[Directions]: How many rows below contain the string "Shift"? Give only the number.

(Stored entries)

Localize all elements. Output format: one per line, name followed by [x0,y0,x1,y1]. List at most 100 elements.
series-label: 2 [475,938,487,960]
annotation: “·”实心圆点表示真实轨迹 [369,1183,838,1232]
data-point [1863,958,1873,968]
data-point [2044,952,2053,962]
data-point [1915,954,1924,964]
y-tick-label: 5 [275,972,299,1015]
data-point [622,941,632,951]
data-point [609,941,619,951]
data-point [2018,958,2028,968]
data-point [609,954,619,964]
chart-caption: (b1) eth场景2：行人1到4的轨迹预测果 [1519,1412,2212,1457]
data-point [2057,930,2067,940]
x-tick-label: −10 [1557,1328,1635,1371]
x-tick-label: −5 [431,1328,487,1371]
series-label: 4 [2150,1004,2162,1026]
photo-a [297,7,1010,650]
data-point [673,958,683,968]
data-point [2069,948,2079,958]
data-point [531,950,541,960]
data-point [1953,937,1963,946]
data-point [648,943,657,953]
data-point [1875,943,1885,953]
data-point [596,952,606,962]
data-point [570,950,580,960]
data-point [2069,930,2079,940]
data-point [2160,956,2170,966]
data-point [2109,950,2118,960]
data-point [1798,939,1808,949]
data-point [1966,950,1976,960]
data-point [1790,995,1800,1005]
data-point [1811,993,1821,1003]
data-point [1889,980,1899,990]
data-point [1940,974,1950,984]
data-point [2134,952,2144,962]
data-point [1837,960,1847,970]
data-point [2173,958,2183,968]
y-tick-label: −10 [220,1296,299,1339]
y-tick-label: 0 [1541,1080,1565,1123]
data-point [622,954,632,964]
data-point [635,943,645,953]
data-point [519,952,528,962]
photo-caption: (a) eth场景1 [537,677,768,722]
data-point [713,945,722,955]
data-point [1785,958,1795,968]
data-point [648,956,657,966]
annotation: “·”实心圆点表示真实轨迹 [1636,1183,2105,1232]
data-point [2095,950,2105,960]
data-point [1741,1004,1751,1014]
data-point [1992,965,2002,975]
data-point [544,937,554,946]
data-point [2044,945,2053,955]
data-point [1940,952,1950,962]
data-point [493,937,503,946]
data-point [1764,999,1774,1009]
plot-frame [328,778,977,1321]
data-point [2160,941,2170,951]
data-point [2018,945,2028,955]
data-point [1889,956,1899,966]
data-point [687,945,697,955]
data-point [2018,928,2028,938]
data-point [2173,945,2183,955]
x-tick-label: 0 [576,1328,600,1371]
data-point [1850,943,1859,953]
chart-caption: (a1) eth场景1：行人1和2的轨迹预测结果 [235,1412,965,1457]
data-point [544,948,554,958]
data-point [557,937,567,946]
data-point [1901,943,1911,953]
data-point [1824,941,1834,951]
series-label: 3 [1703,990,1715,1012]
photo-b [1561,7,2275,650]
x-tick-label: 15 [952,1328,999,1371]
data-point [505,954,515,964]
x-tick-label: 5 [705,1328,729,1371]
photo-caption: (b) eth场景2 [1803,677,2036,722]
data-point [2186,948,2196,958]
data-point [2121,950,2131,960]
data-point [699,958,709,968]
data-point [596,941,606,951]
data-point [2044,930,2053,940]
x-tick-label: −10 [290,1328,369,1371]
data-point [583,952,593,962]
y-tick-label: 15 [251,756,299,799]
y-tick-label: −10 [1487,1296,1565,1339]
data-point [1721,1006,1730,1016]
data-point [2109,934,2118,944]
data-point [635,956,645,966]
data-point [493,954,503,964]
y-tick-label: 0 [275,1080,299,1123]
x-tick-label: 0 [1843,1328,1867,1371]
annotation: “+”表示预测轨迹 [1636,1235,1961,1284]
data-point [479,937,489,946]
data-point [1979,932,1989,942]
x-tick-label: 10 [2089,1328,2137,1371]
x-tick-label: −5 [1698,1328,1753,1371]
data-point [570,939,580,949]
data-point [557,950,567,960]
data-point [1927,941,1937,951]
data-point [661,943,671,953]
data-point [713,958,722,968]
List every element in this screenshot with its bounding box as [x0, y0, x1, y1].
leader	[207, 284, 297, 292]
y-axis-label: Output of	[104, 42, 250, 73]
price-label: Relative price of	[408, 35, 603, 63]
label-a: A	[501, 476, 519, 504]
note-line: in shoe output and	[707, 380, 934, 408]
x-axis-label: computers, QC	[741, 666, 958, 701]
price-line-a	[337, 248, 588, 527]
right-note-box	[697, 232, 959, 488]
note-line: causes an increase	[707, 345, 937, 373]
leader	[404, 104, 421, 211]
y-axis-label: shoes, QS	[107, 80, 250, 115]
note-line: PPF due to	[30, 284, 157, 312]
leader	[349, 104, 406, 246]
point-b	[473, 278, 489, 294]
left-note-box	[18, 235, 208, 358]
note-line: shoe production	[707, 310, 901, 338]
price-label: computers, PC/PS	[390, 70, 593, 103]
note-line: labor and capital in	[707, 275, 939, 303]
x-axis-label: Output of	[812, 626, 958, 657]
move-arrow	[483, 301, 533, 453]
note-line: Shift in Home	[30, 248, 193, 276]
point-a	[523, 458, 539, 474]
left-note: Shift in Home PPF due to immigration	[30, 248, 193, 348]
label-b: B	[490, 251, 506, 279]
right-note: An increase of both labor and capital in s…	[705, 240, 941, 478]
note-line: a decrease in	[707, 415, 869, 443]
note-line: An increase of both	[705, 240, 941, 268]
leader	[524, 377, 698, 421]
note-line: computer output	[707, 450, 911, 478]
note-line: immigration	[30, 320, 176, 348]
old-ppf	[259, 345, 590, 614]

[Result]: 2